▶ [WORK TO COMPLETE]
Below are the records; copy each line in them that holds the word "amplitude".

▶ [TASK MATERIAL]
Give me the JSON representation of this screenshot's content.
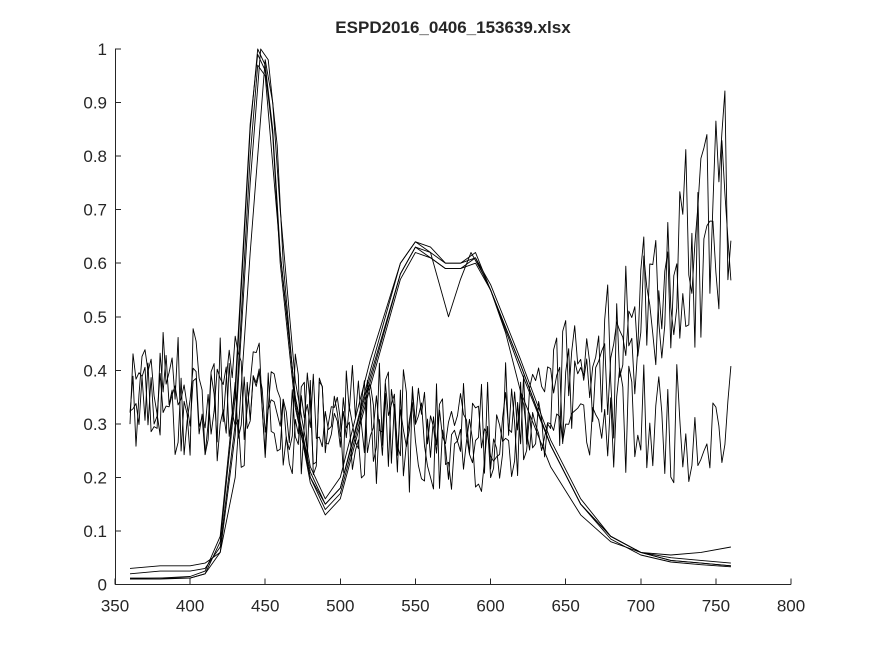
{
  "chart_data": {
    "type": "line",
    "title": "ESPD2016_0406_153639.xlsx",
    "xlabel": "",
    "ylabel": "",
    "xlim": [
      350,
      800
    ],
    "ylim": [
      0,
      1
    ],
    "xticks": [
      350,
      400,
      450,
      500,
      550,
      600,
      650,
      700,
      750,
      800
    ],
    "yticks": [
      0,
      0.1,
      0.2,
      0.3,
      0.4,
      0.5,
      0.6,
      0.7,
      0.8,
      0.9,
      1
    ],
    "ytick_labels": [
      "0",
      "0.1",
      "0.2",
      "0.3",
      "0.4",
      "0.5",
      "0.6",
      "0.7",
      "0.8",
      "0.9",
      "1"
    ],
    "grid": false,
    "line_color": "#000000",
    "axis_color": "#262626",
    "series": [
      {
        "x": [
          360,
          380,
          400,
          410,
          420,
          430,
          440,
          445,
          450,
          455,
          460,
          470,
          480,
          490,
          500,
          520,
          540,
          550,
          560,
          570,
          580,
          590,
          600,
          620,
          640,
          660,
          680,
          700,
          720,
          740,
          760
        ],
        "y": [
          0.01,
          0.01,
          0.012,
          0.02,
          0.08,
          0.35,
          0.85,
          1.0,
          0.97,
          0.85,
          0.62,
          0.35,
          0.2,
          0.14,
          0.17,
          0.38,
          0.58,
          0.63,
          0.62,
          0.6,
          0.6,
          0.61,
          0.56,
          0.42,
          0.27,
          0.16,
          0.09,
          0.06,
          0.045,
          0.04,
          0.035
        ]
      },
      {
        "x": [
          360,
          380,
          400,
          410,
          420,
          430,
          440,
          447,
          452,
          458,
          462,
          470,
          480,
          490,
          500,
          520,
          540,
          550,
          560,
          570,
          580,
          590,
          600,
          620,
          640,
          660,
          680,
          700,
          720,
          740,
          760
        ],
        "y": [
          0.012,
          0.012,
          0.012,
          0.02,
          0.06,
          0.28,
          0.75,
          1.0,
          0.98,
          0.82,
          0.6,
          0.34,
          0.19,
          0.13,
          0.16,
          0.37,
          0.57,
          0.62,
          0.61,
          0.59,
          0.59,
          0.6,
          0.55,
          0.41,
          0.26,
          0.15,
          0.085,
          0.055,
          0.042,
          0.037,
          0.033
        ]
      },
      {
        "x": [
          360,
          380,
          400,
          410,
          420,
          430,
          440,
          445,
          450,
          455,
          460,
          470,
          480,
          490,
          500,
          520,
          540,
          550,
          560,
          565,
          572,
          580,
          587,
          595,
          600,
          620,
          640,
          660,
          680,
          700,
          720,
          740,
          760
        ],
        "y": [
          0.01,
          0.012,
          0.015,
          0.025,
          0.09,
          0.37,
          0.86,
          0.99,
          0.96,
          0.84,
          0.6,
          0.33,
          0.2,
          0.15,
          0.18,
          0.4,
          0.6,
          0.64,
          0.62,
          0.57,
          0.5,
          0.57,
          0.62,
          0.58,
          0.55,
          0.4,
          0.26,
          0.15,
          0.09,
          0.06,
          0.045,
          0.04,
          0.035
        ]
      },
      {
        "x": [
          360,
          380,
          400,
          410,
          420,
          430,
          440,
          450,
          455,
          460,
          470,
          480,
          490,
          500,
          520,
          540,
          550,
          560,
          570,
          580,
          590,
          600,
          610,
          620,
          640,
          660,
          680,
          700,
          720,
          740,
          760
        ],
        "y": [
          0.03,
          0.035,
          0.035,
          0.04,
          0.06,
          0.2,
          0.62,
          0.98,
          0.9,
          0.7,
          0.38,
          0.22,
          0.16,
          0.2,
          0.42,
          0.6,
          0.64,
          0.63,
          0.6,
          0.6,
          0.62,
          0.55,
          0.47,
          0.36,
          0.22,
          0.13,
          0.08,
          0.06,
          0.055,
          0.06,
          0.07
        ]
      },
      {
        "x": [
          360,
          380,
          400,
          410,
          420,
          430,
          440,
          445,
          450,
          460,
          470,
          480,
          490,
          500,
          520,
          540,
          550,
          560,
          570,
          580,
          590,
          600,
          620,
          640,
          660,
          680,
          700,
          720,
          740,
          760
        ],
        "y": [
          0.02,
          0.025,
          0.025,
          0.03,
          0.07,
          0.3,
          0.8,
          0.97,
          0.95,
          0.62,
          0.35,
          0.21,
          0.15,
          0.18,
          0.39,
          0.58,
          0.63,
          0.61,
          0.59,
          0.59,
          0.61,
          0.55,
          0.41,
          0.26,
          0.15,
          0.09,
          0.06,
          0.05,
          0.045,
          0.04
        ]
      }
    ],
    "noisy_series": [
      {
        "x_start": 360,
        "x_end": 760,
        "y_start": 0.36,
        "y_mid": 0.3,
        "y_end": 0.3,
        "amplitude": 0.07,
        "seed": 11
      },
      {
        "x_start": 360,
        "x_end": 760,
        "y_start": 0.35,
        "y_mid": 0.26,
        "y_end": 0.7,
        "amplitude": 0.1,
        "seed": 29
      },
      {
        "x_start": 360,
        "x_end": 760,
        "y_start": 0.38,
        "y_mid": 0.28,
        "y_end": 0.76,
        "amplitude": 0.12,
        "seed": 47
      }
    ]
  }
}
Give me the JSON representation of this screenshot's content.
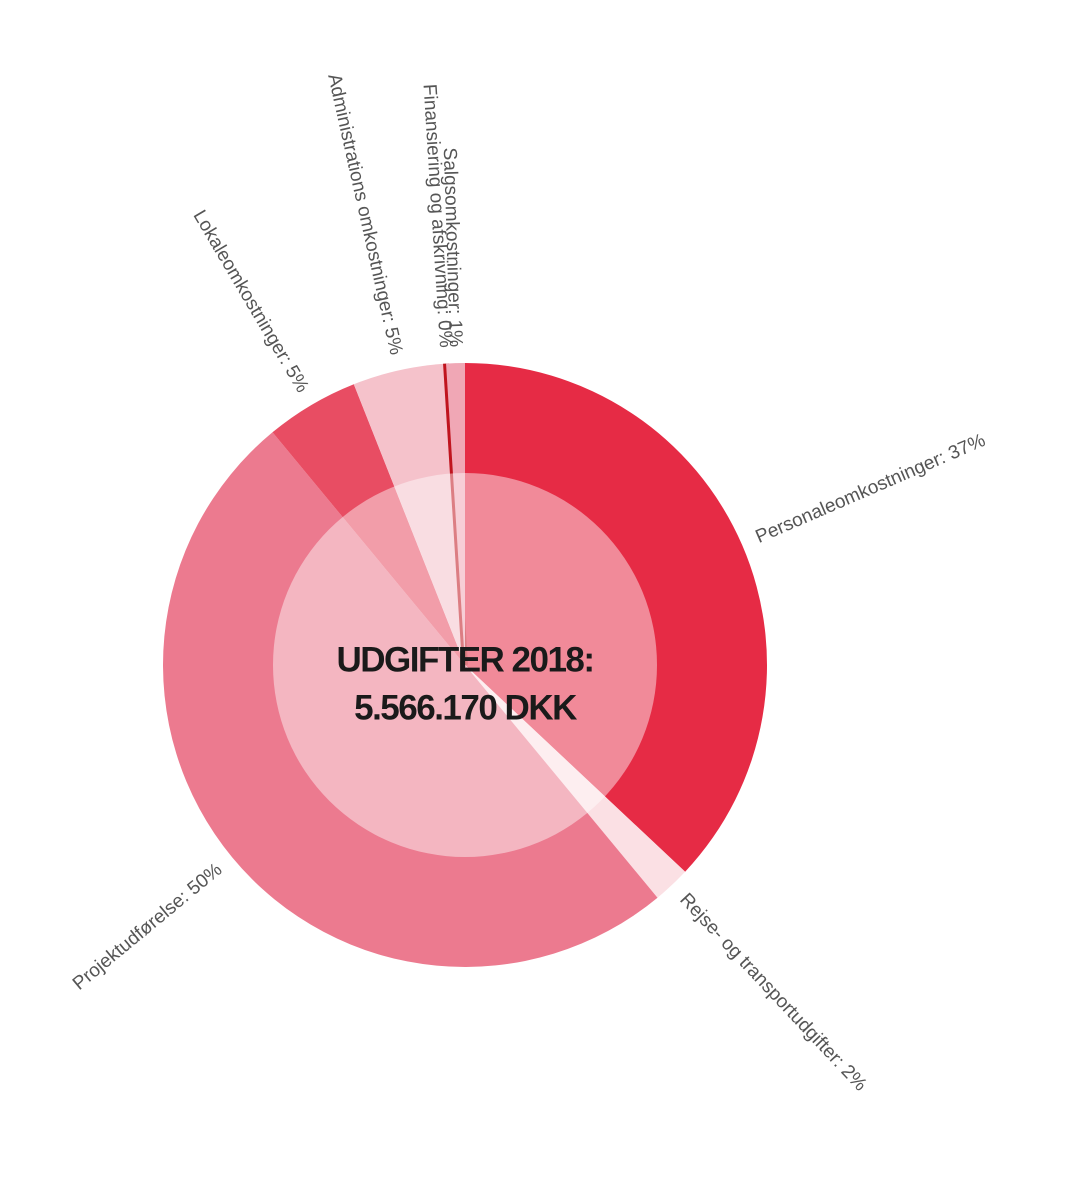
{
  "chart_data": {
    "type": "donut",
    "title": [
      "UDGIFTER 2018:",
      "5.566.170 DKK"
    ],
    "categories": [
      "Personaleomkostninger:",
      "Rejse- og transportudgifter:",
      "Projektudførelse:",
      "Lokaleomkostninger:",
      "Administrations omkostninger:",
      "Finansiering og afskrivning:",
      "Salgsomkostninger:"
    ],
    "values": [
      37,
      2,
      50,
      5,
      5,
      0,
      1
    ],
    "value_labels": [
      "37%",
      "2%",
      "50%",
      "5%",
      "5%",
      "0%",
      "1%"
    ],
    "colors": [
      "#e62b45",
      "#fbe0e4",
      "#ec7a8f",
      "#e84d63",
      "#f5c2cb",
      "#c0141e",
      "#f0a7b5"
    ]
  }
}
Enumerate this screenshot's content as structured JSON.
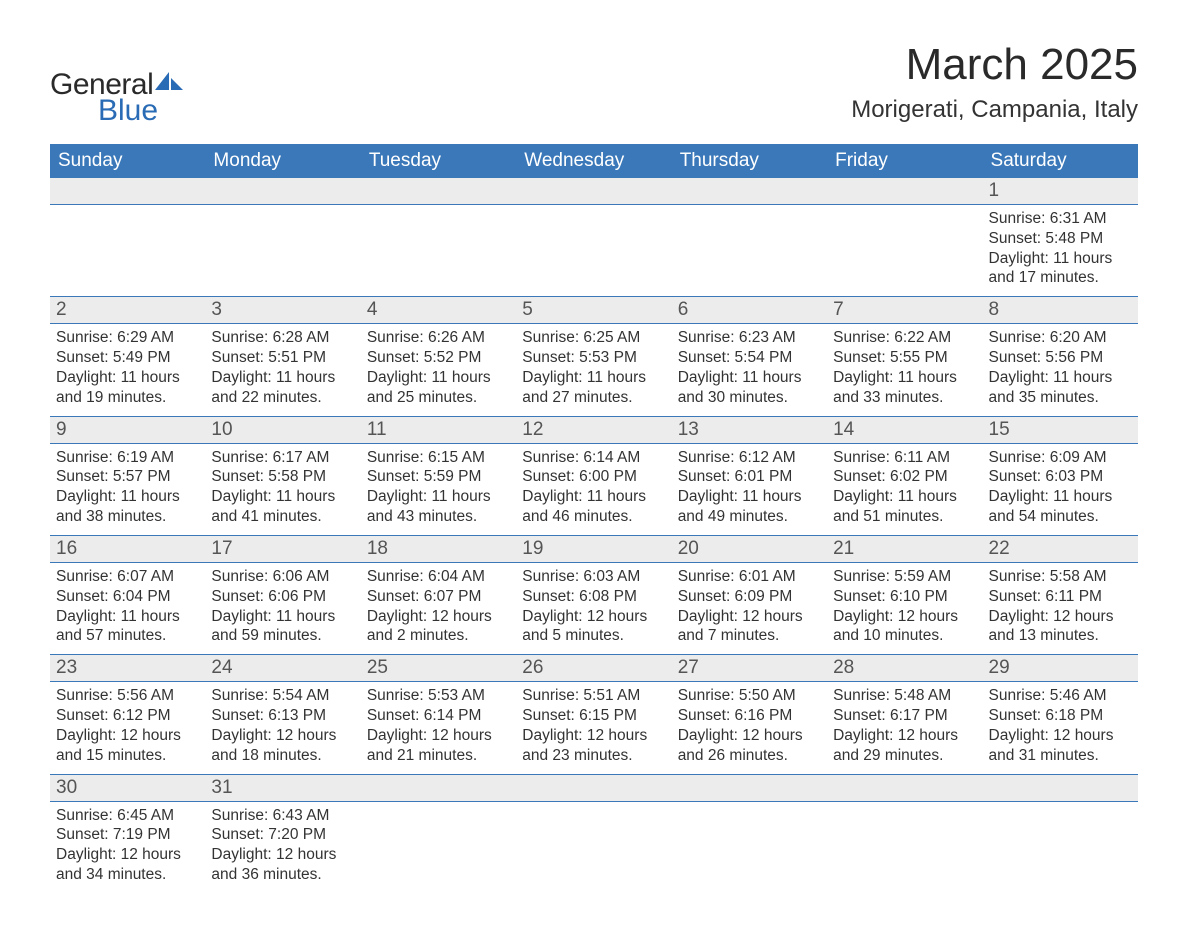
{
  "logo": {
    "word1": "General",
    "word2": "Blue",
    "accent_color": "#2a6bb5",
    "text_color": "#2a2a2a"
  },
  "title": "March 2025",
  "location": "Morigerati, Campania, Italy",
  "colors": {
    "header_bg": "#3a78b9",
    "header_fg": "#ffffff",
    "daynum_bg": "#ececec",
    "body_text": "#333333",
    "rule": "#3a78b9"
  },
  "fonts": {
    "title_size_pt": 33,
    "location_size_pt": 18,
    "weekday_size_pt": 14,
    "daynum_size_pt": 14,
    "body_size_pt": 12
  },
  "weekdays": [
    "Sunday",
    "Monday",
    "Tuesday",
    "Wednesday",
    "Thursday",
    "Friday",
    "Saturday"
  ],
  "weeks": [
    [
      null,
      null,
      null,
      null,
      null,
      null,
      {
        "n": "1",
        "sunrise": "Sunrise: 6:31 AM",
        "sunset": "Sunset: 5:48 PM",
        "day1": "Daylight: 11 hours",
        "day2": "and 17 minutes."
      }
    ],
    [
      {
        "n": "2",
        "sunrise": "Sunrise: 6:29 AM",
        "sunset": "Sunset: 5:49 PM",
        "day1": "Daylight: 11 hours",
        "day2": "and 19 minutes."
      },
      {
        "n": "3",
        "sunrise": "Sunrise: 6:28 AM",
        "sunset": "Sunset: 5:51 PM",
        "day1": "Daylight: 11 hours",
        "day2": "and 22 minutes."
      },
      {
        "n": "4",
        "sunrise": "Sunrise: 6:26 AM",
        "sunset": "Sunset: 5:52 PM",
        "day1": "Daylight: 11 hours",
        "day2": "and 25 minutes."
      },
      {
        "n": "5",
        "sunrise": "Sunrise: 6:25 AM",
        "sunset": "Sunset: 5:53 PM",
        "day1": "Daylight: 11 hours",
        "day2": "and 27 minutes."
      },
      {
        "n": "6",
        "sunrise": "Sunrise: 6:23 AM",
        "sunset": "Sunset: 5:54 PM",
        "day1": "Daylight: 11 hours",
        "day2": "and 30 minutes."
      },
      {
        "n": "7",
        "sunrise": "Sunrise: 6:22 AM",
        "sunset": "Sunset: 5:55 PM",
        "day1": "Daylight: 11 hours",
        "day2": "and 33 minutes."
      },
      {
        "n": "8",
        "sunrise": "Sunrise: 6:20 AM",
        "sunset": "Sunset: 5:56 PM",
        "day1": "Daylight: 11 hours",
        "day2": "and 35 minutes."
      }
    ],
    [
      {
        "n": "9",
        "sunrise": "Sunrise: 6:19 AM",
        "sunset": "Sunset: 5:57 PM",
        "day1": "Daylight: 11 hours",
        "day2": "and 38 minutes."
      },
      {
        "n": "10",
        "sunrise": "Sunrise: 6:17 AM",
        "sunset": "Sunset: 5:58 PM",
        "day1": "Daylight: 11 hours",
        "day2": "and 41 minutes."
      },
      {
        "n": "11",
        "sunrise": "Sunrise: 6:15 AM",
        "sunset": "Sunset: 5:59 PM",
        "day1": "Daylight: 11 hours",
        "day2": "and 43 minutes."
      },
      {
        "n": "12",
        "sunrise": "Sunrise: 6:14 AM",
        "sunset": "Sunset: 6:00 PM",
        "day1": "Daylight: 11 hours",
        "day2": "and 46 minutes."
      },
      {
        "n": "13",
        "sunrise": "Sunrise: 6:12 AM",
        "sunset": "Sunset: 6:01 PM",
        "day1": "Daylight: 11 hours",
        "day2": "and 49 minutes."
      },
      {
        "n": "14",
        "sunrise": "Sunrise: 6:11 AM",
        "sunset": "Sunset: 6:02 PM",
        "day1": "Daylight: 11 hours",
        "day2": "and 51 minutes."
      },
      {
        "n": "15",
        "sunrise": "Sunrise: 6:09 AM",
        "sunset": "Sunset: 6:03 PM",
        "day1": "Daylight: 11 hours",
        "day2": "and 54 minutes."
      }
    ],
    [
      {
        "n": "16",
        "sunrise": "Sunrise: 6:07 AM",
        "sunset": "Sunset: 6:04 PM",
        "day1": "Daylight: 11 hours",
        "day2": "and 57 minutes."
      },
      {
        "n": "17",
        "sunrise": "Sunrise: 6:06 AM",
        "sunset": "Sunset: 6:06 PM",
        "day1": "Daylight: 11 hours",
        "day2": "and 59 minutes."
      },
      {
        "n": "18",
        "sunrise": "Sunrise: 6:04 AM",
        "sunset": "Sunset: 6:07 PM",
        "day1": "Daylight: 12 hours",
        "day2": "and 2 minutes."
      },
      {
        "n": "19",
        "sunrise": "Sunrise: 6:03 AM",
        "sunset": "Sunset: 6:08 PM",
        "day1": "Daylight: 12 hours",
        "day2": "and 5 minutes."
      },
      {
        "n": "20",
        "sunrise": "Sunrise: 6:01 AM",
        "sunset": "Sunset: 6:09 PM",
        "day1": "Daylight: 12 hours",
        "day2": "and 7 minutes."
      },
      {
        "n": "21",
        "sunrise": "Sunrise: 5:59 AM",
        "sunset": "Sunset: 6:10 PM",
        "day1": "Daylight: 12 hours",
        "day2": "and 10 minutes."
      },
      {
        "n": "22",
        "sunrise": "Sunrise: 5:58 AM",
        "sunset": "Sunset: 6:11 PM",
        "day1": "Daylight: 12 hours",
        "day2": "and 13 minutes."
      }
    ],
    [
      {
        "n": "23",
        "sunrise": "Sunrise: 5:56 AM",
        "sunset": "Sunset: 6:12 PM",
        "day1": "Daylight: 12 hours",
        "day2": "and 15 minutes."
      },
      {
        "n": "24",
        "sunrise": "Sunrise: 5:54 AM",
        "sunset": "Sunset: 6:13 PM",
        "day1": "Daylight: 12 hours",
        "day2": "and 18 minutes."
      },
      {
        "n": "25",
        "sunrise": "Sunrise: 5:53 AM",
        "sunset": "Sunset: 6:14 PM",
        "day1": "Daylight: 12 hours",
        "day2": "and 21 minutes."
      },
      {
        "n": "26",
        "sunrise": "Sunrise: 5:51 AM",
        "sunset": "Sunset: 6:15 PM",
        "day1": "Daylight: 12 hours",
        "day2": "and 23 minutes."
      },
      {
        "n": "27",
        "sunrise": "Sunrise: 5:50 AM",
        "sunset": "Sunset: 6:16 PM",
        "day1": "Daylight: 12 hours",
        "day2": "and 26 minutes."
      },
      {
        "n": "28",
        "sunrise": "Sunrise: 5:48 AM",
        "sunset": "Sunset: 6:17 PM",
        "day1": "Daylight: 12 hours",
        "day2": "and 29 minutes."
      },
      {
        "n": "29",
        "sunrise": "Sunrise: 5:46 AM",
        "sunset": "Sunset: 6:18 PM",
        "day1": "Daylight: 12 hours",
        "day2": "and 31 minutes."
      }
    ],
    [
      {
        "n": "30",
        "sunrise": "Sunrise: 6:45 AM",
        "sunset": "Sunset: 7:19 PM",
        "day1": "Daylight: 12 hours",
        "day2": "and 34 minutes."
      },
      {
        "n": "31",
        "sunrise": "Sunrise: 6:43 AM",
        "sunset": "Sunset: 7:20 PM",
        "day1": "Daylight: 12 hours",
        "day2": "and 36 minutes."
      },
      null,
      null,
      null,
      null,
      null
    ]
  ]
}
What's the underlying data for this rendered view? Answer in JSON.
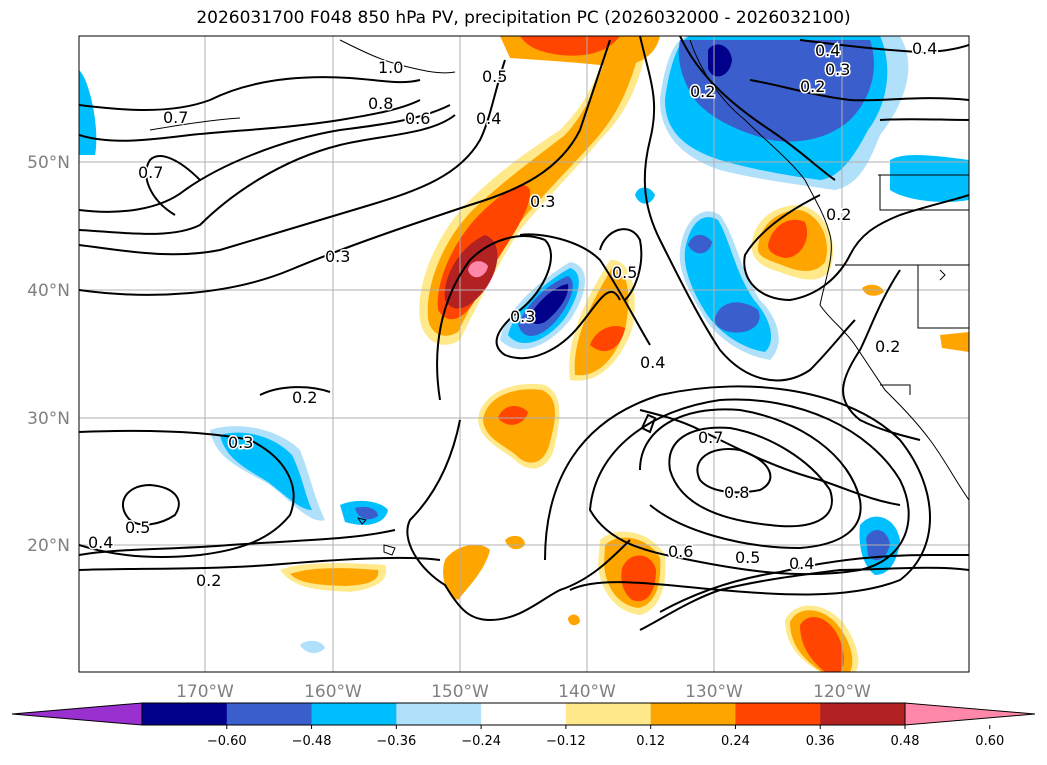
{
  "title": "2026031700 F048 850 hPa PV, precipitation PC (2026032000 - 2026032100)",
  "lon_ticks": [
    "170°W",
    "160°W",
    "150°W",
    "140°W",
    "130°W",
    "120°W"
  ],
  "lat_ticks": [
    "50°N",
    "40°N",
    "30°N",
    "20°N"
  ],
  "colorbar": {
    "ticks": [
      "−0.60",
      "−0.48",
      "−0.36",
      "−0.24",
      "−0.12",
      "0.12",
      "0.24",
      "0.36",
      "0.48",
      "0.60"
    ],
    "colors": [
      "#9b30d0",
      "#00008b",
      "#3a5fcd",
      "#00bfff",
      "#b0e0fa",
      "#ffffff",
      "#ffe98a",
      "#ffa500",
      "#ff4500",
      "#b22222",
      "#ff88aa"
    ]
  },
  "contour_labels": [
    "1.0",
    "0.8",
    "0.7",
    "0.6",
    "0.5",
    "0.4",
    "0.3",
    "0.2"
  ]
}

▶ [SOLUTION]
        "amplitude": 0.07,
        "amplitude": 0.1,
        "amplitude": 0.12,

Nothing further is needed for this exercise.